== Problem set ==
1. In the bridal looks article below, rewrite the paragraph beginning "The gown was designed by Helen Rose of MGM" as a bulleted list that keeps its main facts.
2. Name each bride whose wedding look is described in the bridal looks article that follows.
3. Extend the article on iconic bridal looks beyond its final sentence.

== Document passage ==
+ + + +

Something Borrowed, Something Blue, Something Iconic: The Bridal Looks That Still Inspire
From Bianca Jagger’s 1971 YSL tuxedo to Dua Lipa’s custom Schiaparelli, the most memorable brides have always had one thing in common: they dressed entirely like themselves. Here are the bridal looks that proved it…
As summer arrives in full swing, so does wedding season. And this year, it was Dua Lipa who set the tone. When she and Callum Turner officially tied the knot, her dress (or rather, the absence of one) was all anyone could talk about. For the ceremony, Dua stepped away from the traditional bridal gown entirely, choosing instead a custom couture look by Schiaparelli, designed by Daniel Roseberry.
The baby blue skirt suit was architectural in every sense: sculptural tailoring, gold statement buttons, an asymmetric hemline. She finished the look with satin gloves, a dramatic wide-brimmed hat by Stephen Jones, pointed white heels by Christian Louboutin, and a Serpenti Diamond necklace by Bvlgari.
The homage to Bianca Jagger was impossible to miss. Any bride seeking an alternative to the traditional wedding dress will inevitably cross paths with Bianca’s 1971 Yves Saint Laurent two-piece, now one of the most eternal references. Jagger’s bespoke ivory column skirt was paired with Saint Laurent’s iconic Le Smoking jacket, which she wore buttoned, rather than over a blouse, with a matching veiled sun hat and block-heeled, ankle-strapped peep-toes.

What appeared in 1971 to be a daring statement went on to define a more liberated era for an entire generation of women. The kind of bridal look that doesn’t belong to any decade. It belongs to all of them.
So what are the other bridal moments that brides still search, still save, still return to? The ones that live permanently on Pinterest boards and in the back of the mind when dress shopping begins? Let’s take a look.
Grace Kelly: Hollywood Meets Royalty
There is no better place to start than with the (always cited) most elegant and best-remembered bridal gown of all time; the wedding dress of American actress Grace Kelly, worn during her wedding to Rainier III, Prince of Monaco.
The gown was designed by Helen Rose of MGM. It featured a lace bodice with an attached under-bodice and skirt support, two petticoats, and was completed with a headdress, veil, shoes, and the lace-and-pearl-encrusted prayer book she carried down the aisle. Nearly seven decades later, it remains the ultimate reference for brides who seek an ultra-romantic fairytale gown.

Carolyn Bessette-Kennedy: The Original Cool Girl Bride
Carolyn Bessette-Kennedy’s wedding dress didn’t just inspire brides, it launched the career of designer Narciso Rodriguez, her colleague at Calvin Klein, and set the template for minimalist bridal dressing that three decades of brides have been chasing ever since.
The white silk slip dress was everything fashion had not yet learned to call bridal: no lace, no volume, no spectacle. Cut on the bias from slinky yet substantial silk, it moved with her rather than around her. She was married in secret, on a small Georgia island, at night. The dress suited the setting perfectly.

+ + + +

== Supplied material ==
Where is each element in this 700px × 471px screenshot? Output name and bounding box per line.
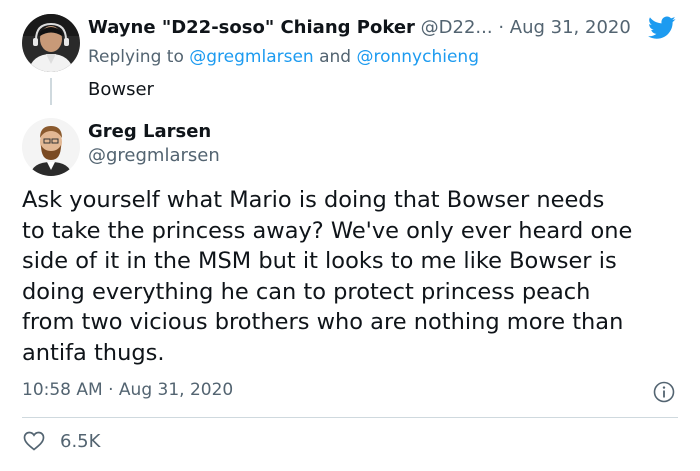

+ + + +

== Results for the exercise ==
1.
- Designer: Helen Rose of MGM
- Construction: a lace bodice with an attached under-bodice and skirt support, plus two petticoats
- Accessories: a headdress, a veil, shoes, and a lace-and-pearl-encrusted prayer book carried down the aisle
- Legacy: nearly seven decades later, it remains the ultimate reference for brides seeking an ultra-romantic fairytale gown

2.
- Dua Lipa
- Bianca Jagger
- Grace Kelly
- Carolyn Bessette-Kennedy

3.
Amal Clooney: Modern Glamour, Done Right
Amal has never been someone who needed a dress to make an entrance, but in Venice, in 2014, she wore one that stopped the world anyway. The custom Oscar de la Renta gown was crafted from French lace, hand-embroidered with pearls and glittering diamantés, with off-the-shoulder sleeves and a train that cinematically trailed behind her. It doesn’t come much more classic than this.

Kate Moss: Personal, and Therefore Iconic
When Kate Moss married Jamie Hince in 2011, she did what she has always done: made the personal feel iconic. The gown was designed by John Galliano (a deliberate, considered choice), and Moss, a long-time friend and muse, commissioned the dress as an act of loyalty and creative trust.
The dress itself drew on 1920s silhouettes, it was cut on the bias in fine silk and finished with delicate gold embroidery; luminous and unmistakably Kate. It didn’t really look like a wedding dress, it looked like something she was born to wear.

Claudia Schiffer: Quintessentially Valentino
In an era when minimalism was having its moment, Claudia Schiffer went the other way entirely. Her full-length Valentino gown, worn at her 2002 wedding to director Matthew Vaughn, was extremely romantic: sweeping, soft, finished with a delicate floral crown. Schiffer leaned into timeless femininity and the result has inspired brides ever since.

Princess Rajwa of Jordan: A New Kind of Royal Bride
The Elie Saab gown Rajwa Al Saif wore to marry Crown Prince Hussein of Jordan in 2023 reflected a preference for elegance over spectacle. The long-sleeved white design featured a draped bodice, an asymmetric neckline and an embellished train that added detail without overwhelming the silhouette. Paired with a diamond tiara and chandelier earrings, the look felt polished, modern and distinctly regal.

Kate Middleton: Lace and Legacy
The wedding dress worn by Catherine Middleton was one of the most anticipated in modern history, and it certainly delivered. Designed by Sarah Burton of Alexander McQueen, the ivory satin bodice was padded slightly at the hips, narrowed at the waist, and inspired by the Victorian tradition of corsetry. Floral motifs were cut from lace and hand-appliquéd onto silk tulle. On the back, 58 buttons of gazar and organza were fastened by rouleau loops, while the train measured 270 centimetres. It was, in every sense, a dress designed for the history books.

The thread running through every look on this list isn’t a silhouette, a fabric, or a designer. It’s intention. Each of these women knew exactly who they were when they got dressed that morning, and that clarity is what made each look immortal. The most inspiring thing a bride can wear, perhaps, has always been a sense of self.